[start Stored records]

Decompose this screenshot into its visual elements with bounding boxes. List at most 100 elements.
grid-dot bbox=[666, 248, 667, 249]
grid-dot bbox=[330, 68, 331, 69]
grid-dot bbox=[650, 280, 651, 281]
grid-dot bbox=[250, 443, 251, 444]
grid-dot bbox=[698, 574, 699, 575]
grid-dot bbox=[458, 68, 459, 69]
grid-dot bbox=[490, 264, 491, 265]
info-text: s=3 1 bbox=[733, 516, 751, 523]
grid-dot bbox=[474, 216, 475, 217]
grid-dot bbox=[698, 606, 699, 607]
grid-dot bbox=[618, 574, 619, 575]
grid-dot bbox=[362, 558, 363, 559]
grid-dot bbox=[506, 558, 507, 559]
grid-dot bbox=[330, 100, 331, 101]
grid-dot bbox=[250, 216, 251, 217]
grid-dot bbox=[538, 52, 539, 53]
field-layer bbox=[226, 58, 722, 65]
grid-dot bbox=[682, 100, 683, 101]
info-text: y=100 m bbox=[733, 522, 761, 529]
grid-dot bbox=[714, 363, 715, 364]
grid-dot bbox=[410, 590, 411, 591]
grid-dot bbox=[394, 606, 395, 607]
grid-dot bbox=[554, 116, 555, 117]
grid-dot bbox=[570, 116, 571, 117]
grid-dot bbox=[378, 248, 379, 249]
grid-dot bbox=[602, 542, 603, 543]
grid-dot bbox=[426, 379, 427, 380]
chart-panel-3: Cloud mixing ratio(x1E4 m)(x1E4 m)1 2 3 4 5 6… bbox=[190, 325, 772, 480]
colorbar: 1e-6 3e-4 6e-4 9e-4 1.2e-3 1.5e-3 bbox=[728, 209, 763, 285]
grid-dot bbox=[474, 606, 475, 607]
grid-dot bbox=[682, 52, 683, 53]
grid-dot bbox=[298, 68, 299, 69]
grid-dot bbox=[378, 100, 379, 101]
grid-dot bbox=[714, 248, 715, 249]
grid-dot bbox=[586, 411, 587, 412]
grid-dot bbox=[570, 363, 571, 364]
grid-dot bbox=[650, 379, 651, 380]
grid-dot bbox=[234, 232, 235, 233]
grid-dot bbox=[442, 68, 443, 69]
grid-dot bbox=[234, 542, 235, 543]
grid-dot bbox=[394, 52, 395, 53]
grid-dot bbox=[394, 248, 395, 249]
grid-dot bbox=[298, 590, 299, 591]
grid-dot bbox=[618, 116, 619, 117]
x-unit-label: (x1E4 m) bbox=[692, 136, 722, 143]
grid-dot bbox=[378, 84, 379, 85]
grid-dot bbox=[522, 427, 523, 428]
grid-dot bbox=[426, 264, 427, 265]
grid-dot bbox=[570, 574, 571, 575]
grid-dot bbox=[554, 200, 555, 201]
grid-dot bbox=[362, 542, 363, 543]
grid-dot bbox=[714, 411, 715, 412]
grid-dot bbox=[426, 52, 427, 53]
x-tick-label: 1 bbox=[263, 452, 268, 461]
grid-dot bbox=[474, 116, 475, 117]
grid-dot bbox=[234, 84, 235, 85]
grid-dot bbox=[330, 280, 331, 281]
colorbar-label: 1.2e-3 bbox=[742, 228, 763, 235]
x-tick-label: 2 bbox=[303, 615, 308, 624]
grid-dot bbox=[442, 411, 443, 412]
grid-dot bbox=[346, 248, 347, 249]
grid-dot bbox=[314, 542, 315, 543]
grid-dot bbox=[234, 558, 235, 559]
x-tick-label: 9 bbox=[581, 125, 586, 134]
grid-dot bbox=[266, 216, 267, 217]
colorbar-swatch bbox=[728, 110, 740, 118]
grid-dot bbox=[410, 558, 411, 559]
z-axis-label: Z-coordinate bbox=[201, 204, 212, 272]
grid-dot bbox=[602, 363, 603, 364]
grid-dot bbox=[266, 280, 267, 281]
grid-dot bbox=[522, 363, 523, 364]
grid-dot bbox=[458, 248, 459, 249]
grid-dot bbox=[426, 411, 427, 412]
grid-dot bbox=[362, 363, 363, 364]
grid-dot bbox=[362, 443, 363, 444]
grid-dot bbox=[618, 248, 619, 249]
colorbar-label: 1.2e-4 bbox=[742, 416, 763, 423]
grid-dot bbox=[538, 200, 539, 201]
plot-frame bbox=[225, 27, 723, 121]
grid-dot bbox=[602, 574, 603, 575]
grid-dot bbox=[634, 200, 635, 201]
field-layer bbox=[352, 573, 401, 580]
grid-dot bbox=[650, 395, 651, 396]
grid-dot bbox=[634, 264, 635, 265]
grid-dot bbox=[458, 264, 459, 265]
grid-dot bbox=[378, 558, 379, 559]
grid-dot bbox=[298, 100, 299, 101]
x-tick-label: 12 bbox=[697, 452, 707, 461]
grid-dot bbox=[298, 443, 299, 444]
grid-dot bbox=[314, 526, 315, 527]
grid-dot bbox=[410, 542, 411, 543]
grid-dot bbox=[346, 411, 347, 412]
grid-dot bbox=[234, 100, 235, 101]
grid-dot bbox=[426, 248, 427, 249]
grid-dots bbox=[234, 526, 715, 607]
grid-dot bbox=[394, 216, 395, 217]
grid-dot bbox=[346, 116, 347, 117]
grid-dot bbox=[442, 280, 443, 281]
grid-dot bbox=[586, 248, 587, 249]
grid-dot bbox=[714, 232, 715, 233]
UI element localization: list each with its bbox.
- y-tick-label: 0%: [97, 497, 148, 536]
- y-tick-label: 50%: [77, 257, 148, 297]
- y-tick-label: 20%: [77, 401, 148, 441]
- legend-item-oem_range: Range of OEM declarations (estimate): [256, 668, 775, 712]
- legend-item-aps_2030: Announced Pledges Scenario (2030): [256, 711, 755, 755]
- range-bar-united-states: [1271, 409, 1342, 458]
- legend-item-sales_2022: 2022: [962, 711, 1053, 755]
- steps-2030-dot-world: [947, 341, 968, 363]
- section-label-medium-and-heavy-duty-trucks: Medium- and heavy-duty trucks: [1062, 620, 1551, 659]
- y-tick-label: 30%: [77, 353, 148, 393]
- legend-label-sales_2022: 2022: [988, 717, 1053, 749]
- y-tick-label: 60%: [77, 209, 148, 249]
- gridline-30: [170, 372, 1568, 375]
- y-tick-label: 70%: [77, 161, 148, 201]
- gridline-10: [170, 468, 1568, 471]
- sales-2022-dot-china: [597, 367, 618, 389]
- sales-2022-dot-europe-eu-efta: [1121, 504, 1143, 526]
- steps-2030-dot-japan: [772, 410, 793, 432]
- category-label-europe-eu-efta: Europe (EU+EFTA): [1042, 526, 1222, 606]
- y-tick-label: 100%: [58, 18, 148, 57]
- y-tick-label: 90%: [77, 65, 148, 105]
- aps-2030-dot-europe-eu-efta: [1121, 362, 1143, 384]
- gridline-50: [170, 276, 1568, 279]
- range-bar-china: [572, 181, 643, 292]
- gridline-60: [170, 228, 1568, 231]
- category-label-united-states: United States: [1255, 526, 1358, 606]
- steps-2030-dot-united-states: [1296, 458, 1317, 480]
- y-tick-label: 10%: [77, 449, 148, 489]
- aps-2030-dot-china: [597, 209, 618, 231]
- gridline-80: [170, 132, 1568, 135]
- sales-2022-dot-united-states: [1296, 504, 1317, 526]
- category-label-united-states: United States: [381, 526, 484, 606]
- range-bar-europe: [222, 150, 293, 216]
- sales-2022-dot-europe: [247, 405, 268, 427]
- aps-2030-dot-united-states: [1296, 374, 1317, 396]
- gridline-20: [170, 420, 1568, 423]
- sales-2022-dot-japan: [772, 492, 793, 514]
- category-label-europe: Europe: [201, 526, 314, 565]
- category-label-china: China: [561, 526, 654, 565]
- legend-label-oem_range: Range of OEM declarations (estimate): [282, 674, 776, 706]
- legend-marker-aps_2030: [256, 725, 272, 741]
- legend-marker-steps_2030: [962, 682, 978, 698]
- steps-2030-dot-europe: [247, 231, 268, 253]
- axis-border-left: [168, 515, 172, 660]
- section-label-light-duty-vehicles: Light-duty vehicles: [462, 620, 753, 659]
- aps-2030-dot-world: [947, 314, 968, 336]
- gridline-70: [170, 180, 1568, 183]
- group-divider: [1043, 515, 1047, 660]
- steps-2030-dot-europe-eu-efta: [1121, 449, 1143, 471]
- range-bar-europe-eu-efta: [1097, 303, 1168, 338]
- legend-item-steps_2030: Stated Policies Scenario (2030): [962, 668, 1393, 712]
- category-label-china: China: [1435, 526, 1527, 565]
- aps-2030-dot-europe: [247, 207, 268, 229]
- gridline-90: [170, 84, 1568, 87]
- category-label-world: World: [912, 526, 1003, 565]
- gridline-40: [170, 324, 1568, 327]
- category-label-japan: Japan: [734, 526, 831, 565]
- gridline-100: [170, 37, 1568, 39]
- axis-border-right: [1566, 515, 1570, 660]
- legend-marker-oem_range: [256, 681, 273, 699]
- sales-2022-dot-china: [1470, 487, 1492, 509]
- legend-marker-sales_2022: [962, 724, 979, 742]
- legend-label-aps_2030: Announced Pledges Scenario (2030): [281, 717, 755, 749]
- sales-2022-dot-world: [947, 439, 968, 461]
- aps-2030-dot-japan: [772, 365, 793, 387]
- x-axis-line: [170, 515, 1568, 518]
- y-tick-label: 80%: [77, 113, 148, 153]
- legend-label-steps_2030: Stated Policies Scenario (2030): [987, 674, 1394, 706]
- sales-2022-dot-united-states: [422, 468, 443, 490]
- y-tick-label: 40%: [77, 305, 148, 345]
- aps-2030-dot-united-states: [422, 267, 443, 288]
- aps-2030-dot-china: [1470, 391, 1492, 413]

[end Stored records]

** Set task **
Reproduce, without any change, the stretch of the records from their first line through the line containing "grid-dot bbox=[490, 264, 491, 265]", both ends included.

** Solution **
Decompose this screenshot into its visual elements with bounding boxes. List at most 100 elements.
grid-dot bbox=[666, 248, 667, 249]
grid-dot bbox=[330, 68, 331, 69]
grid-dot bbox=[650, 280, 651, 281]
grid-dot bbox=[250, 443, 251, 444]
grid-dot bbox=[698, 574, 699, 575]
grid-dot bbox=[458, 68, 459, 69]
grid-dot bbox=[490, 264, 491, 265]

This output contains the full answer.